TRECHO FORNECIDO —
┌──

Texto em que o autor apresenta e defende suas ideias e opiniões, a partir da interpretação de fatos e dados.
Veículos militares desfilam no Planalto e militares encrencados, na CPI
No dia em que veículos militares desfilaram diante do Palácio do Planalto para uma plateia de meia dúzia de gatos pingados, o Brasil assistiu à continuação do desfile de militares encrencados na CPI da Covid do Senado. Uma coisa está ligada à outra.
A inédita parada de blindados da Marinha em Brasília, em pleno dia útil e de votação da conflituosa PEC do voto impresso na Câmara dos Deputados, está inserida no contexto da estratégia do presidente Jair Bolsonaro de mostrar que tem as Forças Armadas ao seu lado, para o que der e vier.
O efeito obtido foi o contrário do esperado. Poucas autoridades de destaque se perfilaram ao lado de Bolsonaro para assistir ao desfile de blindados e (um) taque. Nenhum dos chefes dos outros Poderes prestigiou o evento. Do outro lado do alambrado, pouquíssimos cidadãos e baixíssima empolgação.
O desfile virou piada. Diante do excesso de fumaça que saía dos escapamentos dos veículos militares, houve quem dissesse que Bolsonaro encontrou mais uma maneira de contribuir para aumentar o aquecimento global, além da sua criticadíssima política antiambiental.

└──

MATERIAL APRESENTADO —
┌──

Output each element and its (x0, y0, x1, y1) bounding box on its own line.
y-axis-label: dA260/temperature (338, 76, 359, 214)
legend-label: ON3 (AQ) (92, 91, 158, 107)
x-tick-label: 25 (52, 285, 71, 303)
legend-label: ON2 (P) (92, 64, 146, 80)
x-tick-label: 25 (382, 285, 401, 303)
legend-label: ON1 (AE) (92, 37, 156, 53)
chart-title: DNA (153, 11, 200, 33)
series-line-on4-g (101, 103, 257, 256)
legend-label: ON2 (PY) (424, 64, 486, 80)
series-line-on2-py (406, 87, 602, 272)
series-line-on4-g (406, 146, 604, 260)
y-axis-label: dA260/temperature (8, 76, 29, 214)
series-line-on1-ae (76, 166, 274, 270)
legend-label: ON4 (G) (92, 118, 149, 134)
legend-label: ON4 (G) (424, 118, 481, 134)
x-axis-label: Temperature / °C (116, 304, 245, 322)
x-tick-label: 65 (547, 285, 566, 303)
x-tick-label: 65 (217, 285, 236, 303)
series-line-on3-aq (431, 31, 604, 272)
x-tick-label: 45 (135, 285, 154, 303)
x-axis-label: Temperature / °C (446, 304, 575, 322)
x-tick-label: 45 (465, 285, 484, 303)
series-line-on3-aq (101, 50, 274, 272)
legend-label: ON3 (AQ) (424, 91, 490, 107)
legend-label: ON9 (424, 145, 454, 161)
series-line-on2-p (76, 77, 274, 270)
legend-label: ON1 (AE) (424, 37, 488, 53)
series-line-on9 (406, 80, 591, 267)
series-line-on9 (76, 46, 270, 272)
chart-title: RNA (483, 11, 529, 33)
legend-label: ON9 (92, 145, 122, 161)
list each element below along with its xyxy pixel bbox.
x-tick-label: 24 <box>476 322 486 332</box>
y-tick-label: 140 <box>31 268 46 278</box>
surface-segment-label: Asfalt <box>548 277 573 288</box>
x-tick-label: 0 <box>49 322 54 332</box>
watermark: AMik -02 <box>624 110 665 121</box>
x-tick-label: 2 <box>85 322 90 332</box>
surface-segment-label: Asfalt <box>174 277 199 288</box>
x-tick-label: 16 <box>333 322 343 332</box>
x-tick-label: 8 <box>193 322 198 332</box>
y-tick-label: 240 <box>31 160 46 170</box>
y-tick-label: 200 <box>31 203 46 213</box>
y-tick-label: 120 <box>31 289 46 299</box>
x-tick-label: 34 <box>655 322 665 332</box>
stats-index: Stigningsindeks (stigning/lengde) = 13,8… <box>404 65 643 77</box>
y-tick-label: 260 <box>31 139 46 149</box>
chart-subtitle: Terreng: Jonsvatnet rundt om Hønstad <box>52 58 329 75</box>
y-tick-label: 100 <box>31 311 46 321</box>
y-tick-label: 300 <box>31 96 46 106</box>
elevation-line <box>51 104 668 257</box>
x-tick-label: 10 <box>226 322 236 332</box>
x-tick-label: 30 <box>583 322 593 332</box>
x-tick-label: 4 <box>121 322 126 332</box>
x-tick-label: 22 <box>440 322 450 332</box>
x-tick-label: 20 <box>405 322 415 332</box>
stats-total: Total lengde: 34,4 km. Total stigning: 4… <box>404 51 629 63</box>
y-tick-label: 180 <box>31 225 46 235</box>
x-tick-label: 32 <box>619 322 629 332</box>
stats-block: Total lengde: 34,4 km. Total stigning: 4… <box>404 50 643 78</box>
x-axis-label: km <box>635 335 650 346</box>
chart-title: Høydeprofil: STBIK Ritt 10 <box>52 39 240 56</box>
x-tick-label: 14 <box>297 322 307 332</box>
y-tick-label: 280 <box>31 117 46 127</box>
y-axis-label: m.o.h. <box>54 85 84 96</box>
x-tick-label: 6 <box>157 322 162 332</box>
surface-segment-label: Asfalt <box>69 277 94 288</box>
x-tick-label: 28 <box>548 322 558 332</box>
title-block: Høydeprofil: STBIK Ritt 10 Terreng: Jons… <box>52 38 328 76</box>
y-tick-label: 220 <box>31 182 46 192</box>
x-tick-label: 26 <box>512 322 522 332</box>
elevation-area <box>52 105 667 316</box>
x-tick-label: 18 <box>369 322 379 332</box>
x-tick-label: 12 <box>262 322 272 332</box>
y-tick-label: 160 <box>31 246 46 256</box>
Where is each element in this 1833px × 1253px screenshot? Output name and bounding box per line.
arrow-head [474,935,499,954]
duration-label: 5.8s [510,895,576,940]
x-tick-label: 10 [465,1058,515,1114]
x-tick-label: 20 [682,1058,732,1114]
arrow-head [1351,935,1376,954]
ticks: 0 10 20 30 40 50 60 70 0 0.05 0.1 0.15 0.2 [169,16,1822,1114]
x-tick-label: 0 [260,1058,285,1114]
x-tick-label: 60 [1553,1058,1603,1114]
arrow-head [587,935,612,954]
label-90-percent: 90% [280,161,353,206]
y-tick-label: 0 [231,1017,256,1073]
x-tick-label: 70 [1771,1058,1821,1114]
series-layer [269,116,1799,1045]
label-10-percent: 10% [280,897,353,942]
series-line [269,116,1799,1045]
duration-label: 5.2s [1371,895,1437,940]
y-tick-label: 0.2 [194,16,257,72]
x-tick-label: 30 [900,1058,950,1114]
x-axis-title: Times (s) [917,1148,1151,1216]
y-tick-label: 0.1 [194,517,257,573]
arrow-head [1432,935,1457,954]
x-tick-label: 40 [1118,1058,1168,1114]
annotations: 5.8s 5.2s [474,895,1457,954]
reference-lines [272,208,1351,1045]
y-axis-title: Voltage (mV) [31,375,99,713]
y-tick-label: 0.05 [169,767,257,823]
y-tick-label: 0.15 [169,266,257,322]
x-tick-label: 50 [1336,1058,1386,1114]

└──

REQUISITOS DO EXERCÍCIO — Transcreva fielmente a parte do trecho fornecido que começa em "O efeito obtido" e vai até "criticadíssima política antiambiental.", inclusive.

RESULTADO ABAIXO —
O efeito obtido foi o contrário do esperado. Poucas autoridades de destaque se perfilaram ao lado de Bolsonaro para assistir ao desfile de blindados e (um) taque. Nenhum dos chefes dos outros Poderes prestigiou o evento. Do outro lado do alambrado, pouquíssimos cidadãos e baixíssima empolgação.
O desfile virou piada. Diante do excesso de fumaça que saía dos escapamentos dos veículos militares, houve quem dissesse que Bolsonaro encontrou mais uma maneira de contribuir para aumentar o aquecimento global, além da sua criticadíssima política antiambiental.